### Instructions to follow
Write only the number of lines holding the string "average".

### Data for this exercise
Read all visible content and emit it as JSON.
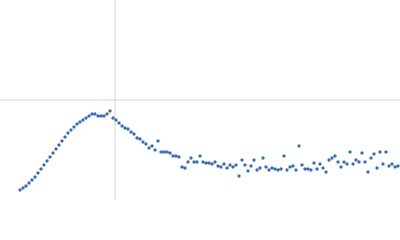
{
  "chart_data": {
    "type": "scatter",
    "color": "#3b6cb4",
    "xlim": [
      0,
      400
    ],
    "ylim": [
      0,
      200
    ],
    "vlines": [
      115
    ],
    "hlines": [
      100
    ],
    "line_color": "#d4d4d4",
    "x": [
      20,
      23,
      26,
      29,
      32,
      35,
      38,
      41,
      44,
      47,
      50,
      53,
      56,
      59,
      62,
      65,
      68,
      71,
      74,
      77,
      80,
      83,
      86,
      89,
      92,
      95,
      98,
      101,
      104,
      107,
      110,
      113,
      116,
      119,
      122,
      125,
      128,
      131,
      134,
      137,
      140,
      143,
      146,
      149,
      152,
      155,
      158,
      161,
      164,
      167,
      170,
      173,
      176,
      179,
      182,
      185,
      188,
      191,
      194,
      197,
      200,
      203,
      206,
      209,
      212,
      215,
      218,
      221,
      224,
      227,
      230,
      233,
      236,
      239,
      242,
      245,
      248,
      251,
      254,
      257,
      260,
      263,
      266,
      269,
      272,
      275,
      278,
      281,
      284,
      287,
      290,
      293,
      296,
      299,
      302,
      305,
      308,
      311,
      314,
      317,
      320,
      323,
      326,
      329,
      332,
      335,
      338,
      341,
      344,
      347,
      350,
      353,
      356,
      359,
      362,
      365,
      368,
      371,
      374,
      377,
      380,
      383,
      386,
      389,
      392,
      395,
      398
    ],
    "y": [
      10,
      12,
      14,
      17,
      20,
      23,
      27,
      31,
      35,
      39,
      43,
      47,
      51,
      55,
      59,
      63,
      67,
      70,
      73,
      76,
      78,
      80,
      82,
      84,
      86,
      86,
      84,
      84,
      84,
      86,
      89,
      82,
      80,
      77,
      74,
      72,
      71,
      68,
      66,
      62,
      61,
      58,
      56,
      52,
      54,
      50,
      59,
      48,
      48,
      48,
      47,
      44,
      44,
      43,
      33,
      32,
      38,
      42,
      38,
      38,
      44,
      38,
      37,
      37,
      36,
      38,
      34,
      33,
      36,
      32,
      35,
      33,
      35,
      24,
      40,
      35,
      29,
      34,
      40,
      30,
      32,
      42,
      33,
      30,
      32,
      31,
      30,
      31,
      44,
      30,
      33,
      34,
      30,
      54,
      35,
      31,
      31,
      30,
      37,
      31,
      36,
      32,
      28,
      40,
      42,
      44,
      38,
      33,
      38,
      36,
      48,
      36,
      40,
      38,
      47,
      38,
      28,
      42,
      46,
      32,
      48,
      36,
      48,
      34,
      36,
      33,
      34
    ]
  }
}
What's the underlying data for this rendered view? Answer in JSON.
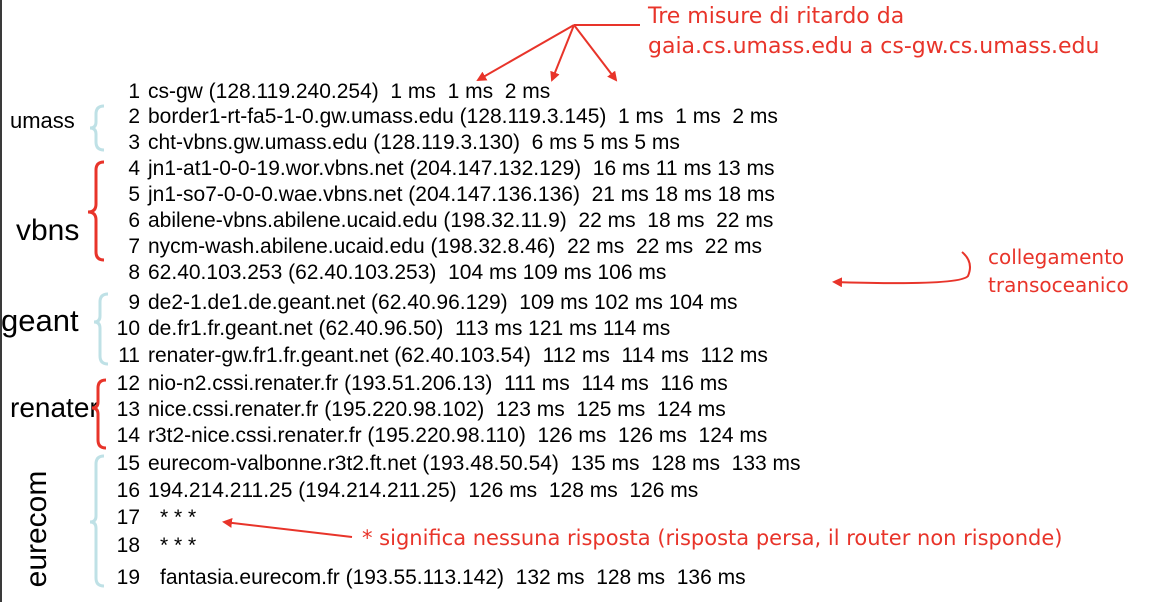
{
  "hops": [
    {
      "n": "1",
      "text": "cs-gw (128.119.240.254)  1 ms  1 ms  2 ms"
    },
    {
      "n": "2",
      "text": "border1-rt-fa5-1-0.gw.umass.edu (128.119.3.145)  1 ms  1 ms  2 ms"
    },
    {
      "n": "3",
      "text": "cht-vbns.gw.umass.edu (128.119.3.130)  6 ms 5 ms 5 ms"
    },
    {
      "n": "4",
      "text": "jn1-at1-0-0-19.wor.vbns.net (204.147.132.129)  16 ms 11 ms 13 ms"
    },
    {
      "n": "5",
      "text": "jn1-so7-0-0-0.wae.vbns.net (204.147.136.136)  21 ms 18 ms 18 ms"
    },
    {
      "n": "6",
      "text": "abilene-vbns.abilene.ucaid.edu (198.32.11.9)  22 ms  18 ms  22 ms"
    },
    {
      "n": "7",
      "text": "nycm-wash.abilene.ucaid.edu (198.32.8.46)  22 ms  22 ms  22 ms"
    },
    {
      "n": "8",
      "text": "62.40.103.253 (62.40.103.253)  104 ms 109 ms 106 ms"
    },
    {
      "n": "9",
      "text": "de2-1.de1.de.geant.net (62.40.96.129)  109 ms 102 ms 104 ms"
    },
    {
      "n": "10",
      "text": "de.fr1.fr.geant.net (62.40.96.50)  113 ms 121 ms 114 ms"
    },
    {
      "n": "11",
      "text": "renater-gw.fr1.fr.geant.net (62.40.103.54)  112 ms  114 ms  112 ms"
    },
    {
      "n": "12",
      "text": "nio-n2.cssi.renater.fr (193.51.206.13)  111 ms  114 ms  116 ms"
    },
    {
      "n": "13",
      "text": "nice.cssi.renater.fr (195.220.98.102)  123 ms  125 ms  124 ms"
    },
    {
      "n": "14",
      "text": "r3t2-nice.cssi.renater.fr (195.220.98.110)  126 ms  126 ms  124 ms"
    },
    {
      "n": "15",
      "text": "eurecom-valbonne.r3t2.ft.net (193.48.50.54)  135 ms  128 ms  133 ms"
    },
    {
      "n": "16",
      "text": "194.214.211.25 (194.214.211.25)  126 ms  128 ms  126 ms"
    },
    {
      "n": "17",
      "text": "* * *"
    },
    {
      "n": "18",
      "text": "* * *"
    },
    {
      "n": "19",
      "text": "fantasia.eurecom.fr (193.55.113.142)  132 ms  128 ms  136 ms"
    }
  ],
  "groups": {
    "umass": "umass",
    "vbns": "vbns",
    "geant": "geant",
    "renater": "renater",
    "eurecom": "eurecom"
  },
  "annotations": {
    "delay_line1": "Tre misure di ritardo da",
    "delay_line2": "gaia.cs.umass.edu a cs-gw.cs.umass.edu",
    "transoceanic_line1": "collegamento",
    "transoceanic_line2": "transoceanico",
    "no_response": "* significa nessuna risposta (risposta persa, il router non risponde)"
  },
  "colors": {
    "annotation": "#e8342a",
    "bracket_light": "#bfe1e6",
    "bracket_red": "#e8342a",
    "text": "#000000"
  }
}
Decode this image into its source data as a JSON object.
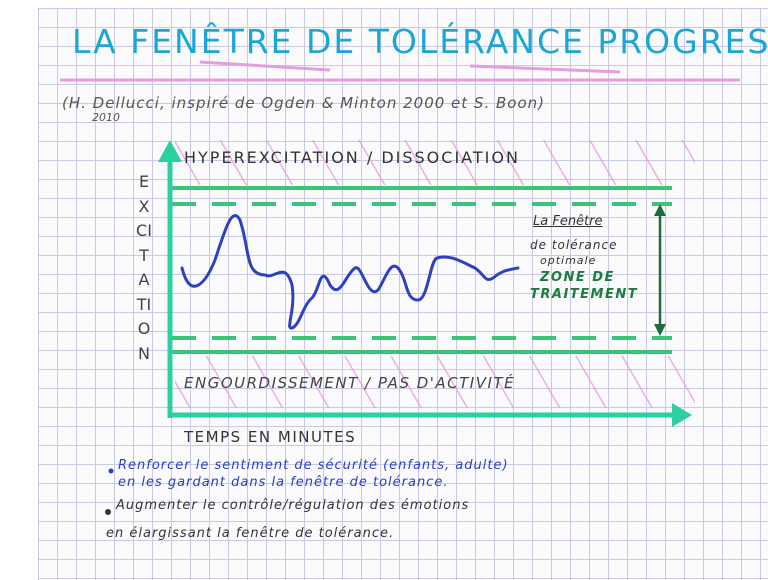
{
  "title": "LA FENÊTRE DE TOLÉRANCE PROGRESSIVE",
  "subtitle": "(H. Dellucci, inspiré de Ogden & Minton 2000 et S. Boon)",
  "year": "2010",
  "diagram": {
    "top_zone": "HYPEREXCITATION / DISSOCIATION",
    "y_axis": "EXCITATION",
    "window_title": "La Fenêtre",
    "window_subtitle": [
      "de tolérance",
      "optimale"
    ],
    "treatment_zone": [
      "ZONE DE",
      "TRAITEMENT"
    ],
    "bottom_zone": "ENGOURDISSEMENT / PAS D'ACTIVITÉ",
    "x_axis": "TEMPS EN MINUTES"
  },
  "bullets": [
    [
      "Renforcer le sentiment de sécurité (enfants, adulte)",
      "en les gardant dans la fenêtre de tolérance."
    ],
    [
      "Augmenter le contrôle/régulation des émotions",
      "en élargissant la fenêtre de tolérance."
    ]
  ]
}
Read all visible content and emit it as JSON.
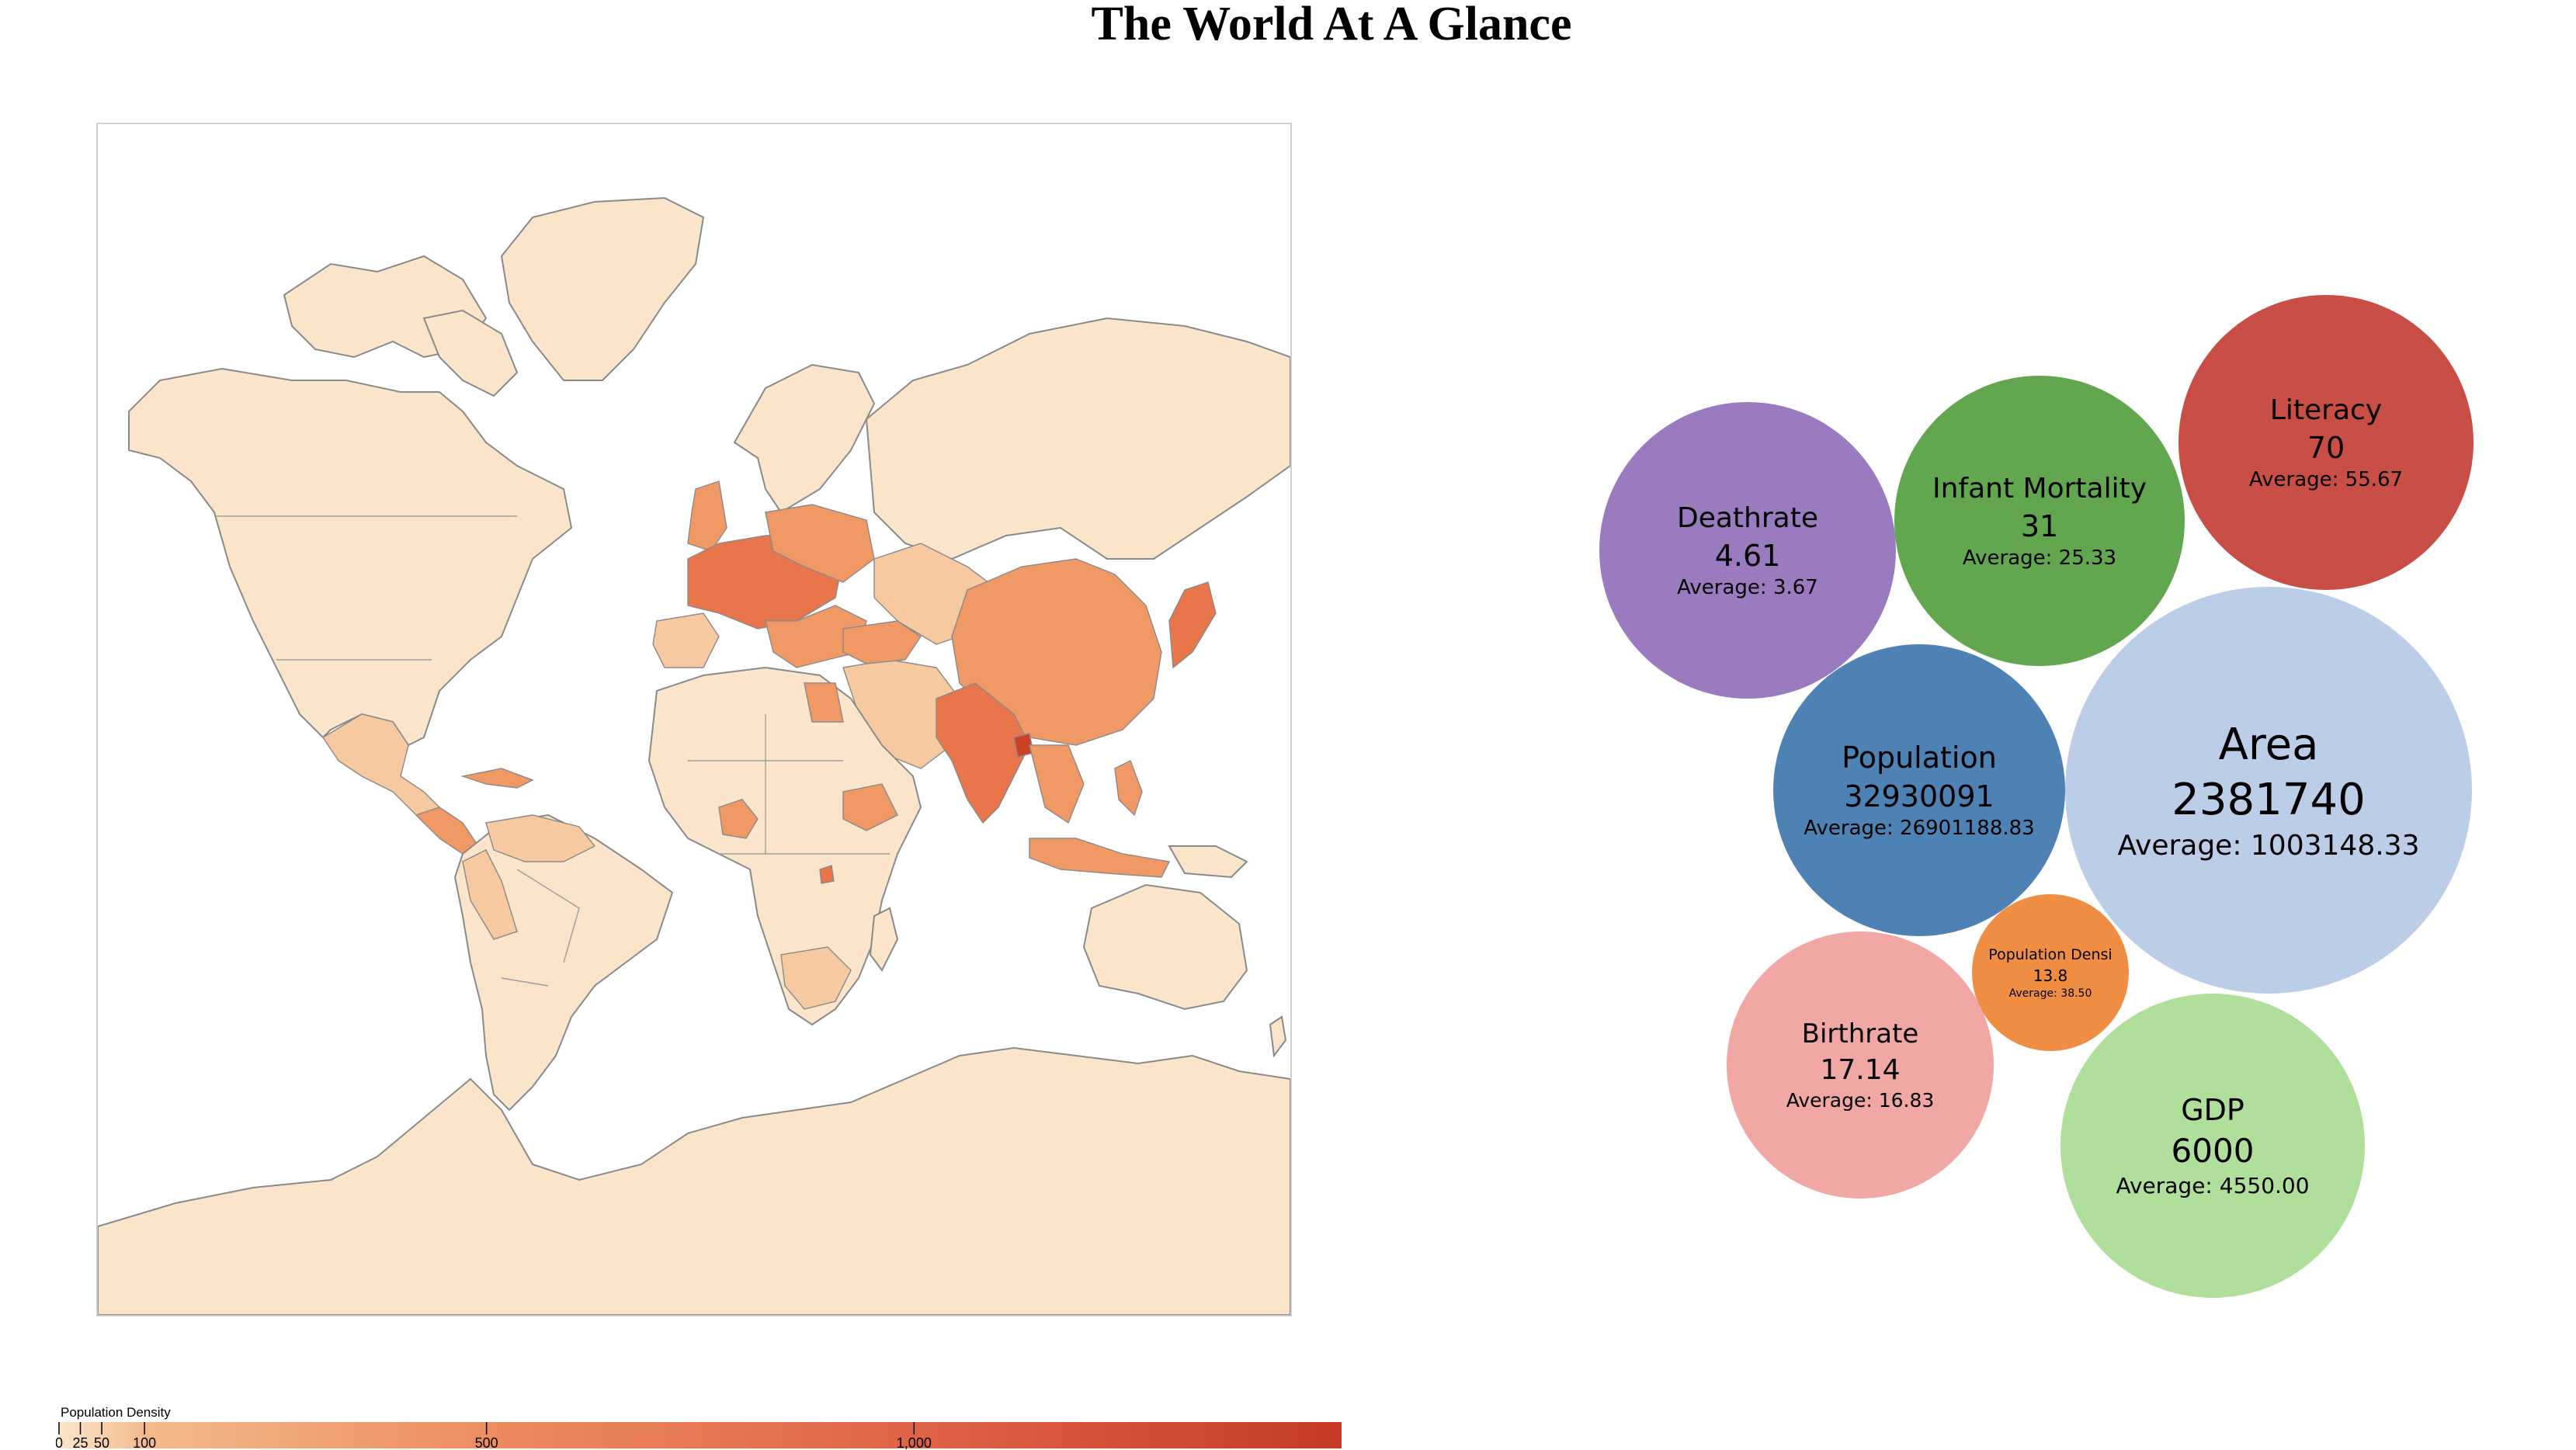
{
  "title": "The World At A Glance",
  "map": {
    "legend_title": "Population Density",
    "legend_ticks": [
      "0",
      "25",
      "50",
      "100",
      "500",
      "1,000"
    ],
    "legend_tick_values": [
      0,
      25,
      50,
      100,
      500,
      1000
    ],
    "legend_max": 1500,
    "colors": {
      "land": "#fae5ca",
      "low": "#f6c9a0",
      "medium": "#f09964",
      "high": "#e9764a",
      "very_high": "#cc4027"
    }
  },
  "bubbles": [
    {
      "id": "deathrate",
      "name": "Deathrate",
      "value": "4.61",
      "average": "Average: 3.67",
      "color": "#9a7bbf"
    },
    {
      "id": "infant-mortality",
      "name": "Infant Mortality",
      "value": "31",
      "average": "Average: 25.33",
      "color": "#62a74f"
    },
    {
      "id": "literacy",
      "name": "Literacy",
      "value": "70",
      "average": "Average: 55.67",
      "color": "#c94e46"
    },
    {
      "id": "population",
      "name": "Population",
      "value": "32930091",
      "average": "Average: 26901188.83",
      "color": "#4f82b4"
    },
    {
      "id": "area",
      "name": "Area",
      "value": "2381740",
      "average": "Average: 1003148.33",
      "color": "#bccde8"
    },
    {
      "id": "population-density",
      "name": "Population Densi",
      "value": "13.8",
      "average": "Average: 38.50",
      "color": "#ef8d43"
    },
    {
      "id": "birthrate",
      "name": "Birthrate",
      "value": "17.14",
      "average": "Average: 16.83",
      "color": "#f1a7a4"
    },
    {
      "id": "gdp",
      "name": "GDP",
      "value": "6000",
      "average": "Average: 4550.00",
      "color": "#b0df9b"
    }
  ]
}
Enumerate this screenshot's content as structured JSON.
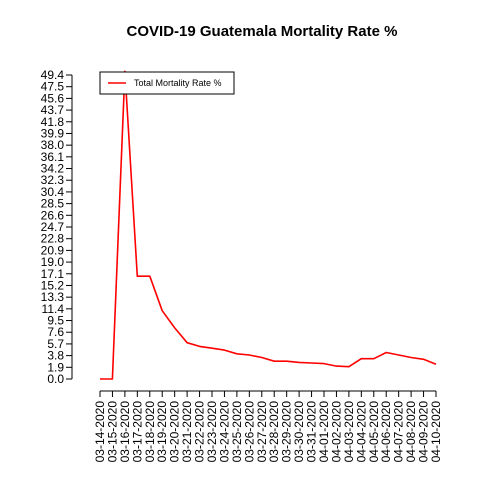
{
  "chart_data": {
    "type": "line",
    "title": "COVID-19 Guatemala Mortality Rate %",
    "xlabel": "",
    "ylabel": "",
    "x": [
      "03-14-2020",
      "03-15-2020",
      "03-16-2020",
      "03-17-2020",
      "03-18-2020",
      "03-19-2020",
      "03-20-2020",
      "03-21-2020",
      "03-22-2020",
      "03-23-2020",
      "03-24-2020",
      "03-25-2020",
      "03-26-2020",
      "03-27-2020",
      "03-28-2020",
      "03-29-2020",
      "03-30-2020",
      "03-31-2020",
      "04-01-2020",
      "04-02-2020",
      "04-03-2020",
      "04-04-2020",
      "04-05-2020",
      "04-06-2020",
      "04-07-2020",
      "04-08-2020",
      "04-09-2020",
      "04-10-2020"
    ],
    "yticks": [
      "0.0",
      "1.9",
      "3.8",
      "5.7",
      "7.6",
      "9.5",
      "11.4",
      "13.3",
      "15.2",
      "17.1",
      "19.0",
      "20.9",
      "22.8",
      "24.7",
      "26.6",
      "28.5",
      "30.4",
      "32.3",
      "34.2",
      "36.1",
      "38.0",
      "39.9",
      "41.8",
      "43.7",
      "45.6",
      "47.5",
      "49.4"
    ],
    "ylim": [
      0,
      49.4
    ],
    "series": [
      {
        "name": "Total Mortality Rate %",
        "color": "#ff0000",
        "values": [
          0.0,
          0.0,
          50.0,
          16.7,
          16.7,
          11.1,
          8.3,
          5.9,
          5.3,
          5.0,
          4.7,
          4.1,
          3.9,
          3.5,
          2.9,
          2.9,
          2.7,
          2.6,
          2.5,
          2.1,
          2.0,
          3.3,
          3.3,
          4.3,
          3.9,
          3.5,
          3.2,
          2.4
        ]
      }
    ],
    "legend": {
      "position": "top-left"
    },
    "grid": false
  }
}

### Result for this task
8